WORK REQUIRED -> Word for word, restate every line of the material.

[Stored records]
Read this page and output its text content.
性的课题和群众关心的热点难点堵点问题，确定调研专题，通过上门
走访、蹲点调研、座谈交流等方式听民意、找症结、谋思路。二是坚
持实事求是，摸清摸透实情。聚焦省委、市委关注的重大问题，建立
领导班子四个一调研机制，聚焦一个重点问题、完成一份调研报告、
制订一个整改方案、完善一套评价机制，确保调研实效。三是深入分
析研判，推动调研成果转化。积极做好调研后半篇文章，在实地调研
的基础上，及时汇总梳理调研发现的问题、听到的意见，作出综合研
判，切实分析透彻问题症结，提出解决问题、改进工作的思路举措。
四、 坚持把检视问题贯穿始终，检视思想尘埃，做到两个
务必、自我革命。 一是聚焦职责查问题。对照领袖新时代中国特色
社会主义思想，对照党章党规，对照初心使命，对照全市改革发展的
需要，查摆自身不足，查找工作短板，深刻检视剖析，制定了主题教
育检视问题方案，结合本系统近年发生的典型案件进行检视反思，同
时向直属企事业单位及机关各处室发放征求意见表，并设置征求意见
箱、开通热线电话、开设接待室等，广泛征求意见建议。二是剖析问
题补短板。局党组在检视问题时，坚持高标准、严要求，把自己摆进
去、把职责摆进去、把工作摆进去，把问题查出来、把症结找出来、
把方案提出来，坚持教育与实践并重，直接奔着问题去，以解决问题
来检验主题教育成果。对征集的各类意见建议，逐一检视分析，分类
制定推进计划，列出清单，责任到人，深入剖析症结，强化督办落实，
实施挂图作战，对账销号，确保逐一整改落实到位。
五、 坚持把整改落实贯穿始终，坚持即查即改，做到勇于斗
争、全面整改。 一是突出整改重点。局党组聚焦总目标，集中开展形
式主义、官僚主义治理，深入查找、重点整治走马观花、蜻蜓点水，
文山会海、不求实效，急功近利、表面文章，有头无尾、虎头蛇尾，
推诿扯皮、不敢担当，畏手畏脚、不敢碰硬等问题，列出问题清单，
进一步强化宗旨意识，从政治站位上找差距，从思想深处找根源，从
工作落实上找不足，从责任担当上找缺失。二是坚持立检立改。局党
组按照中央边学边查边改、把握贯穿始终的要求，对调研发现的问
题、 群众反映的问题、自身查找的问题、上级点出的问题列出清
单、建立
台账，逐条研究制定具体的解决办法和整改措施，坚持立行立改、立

RESPONSE FOR THIS EXERCISE ->
Read this page and output its text content.
性的课题和群众关心的热点难点堵点问题，确定调研专题，通过上门
走访、蹲点调研、座谈交流等方式听民意、找症结、谋思路。二是坚
持实事求是，摸清摸透实情。聚焦省委、市委关注的重大问题，建立
领导班子四个一调研机制，聚焦一个重点问题、完成一份调研报告、
制订一个整改方案、完善一套评价机制，确保调研实效。三是深入分
析研判，推动调研成果转化。积极做好调研后半篇文章，在实地调研
的基础上，及时汇总梳理调研发现的问题、听到的意见，作出综合研
判，切实分析透彻问题症结，提出解决问题、改进工作的思路举措。
四、 坚持把检视问题贯穿始终，检视思想尘埃，做到两个
务必、自我革命。 一是聚焦职责查问题。对照领袖新时代中国特色
社会主义思想，对照党章党规，对照初心使命，对照全市改革发展的
需要，查摆自身不足，查找工作短板，深刻检视剖析，制定了主题教
育检视问题方案，结合本系统近年发生的典型案件进行检视反思，同
时向直属企事业单位及机关各处室发放征求意见表，并设置征求意见
箱、开通热线电话、开设接待室等，广泛征求意见建议。二是剖析问
题补短板。局党组在检视问题时，坚持高标准、严要求，把自己摆进
去、把职责摆进去、把工作摆进去，把问题查出来、把症结找出来、
把方案提出来，坚持教育与实践并重，直接奔着问题去，以解决问题
来检验主题教育成果。对征集的各类意见建议，逐一检视分析，分类
制定推进计划，列出清单，责任到人，深入剖析症结，强化督办落实，
实施挂图作战，对账销号，确保逐一整改落实到位。
五、 坚持把整改落实贯穿始终，坚持即查即改，做到勇于斗
争、全面整改。 一是突出整改重点。局党组聚焦总目标，集中开展形
式主义、官僚主义治理，深入查找、重点整治走马观花、蜻蜓点水，
文山会海、不求实效，急功近利、表面文章，有头无尾、虎头蛇尾，
推诿扯皮、不敢担当，畏手畏脚、不敢碰硬等问题，列出问题清单，
进一步强化宗旨意识，从政治站位上找差距，从思想深处找根源，从
工作落实上找不足，从责任担当上找缺失。二是坚持立检立改。局党
组按照中央边学边查边改、把握贯穿始终的要求，对调研发现的问
题、 群众反映的问题、自身查找的问题、上级点出的问题列出清
单、建立
台账，逐条研究制定具体的解决办法和整改措施，坚持立行立改、立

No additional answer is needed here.